PROBLEM TO SOLVE: Write out each line beneath this one exactly as it reads.
##### RECORD EXTRACTS
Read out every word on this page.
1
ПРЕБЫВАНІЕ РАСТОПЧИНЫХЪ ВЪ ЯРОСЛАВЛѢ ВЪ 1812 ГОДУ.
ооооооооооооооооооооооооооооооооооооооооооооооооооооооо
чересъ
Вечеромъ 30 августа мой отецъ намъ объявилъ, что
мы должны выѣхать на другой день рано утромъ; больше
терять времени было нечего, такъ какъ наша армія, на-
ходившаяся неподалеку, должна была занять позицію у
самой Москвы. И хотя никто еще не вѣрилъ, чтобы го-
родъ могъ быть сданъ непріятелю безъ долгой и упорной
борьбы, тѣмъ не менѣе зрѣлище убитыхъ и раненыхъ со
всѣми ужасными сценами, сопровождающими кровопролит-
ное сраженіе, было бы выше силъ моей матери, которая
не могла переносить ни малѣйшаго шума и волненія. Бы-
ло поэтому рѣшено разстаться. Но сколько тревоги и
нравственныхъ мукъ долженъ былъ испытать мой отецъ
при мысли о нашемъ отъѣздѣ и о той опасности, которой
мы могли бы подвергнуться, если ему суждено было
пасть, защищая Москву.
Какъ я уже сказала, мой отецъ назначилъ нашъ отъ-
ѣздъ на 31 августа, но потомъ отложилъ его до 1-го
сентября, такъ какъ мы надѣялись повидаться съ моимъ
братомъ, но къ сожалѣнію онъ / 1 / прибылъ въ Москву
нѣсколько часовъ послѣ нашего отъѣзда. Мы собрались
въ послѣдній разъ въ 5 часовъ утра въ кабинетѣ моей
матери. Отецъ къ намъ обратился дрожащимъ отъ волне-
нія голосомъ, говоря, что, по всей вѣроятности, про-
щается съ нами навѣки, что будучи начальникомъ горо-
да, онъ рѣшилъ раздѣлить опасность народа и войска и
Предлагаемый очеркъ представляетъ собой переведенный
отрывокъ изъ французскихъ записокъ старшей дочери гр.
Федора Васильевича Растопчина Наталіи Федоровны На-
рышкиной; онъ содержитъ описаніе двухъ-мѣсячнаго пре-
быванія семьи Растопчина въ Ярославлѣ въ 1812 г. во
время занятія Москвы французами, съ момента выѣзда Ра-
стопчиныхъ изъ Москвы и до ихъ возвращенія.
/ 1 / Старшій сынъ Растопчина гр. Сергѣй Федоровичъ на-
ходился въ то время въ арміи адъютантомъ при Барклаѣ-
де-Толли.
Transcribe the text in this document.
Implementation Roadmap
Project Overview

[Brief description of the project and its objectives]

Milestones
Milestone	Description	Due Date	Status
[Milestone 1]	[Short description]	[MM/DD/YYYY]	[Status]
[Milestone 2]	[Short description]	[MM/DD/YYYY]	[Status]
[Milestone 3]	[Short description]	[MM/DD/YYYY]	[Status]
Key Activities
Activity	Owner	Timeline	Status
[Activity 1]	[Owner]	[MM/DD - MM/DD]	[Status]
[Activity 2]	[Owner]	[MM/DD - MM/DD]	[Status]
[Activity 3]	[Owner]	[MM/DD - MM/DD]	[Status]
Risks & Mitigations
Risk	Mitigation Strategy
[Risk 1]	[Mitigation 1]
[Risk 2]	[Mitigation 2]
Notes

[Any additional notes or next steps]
##########
SOLUTION:
Read out every word on this page.
1
ПРЕБЫВАНІЕ РАСТОПЧИНЫХЪ ВЪ ЯРОСЛАВЛѢ ВЪ 1812 ГОДУ.
ооооооооооооооооооооооооооооооооооооооооооооооооооооооо
чересъ
Вечеромъ 30 августа мой отецъ намъ объявилъ, что
мы должны выѣхать на другой день рано утромъ; больше
терять времени было нечего, такъ какъ наша армія, на-
ходившаяся неподалеку, должна была занять позицію у
самой Москвы. И хотя никто еще не вѣрилъ, чтобы го-
родъ могъ быть сданъ непріятелю безъ долгой и упорной
борьбы, тѣмъ не менѣе зрѣлище убитыхъ и раненыхъ со
всѣми ужасными сценами, сопровождающими кровопролит-
ное сраженіе, было бы выше силъ моей матери, которая
не могла переносить ни малѣйшаго шума и волненія. Бы-
ло поэтому рѣшено разстаться. Но сколько тревоги и
нравственныхъ мукъ долженъ былъ испытать мой отецъ
при мысли о нашемъ отъѣздѣ и о той опасности, которой
мы могли бы подвергнуться, если ему суждено было
пасть, защищая Москву.
Какъ я уже сказала, мой отецъ назначилъ нашъ отъ-
ѣздъ на 31 августа, но потомъ отложилъ его до 1-го
сентября, такъ какъ мы надѣялись повидаться съ моимъ
братомъ, но къ сожалѣнію онъ / 1 / прибылъ въ Москву
нѣсколько часовъ послѣ нашего отъѣзда. Мы собрались
въ послѣдній разъ въ 5 часовъ утра въ кабинетѣ моей
матери. Отецъ къ намъ обратился дрожащимъ отъ волне-
нія голосомъ, говоря, что, по всей вѣроятности, про-
щается съ нами навѣки, что будучи начальникомъ горо-
да, онъ рѣшилъ раздѣлить опасность народа и войска и
Предлагаемый очеркъ представляетъ собой переведенный
отрывокъ изъ французскихъ записокъ старшей дочери гр.
Федора Васильевича Растопчина Наталіи Федоровны На-
рышкиной; онъ содержитъ описаніе двухъ-мѣсячнаго пре-
быванія семьи Растопчина въ Ярославлѣ въ 1812 г. во
время занятія Москвы французами, съ момента выѣзда Ра-
стопчиныхъ изъ Москвы и до ихъ возвращенія.
/ 1 / Старшій сынъ Растопчина гр. Сергѣй Федоровичъ на-
ходился въ то время въ арміи адъютантомъ при Барклаѣ-
де-Толли.
Transcribe the text in this document.
Implementation Roadmap
Project Overview

[Brief description of the project and its objectives]

Milestones
Milestone	Description	Due Date	Status
[Milestone 1]	[Short description]	[MM/DD/YYYY]	[Status]
[Milestone 2]	[Short description]	[MM/DD/YYYY]	[Status]
[Milestone 3]	[Short description]	[MM/DD/YYYY]	[Status]
Key Activities
Activity	Owner	Timeline	Status
[Activity 1]	[Owner]	[MM/DD - MM/DD]	[Status]
[Activity 2]	[Owner]	[MM/DD - MM/DD]	[Status]
[Activity 3]	[Owner]	[MM/DD - MM/DD]	[Status]
Risks & Mitigations
Risk	Mitigation Strategy
[Risk 1]	[Mitigation 1]
[Risk 2]	[Mitigation 2]
Notes

[Any additional notes or next steps]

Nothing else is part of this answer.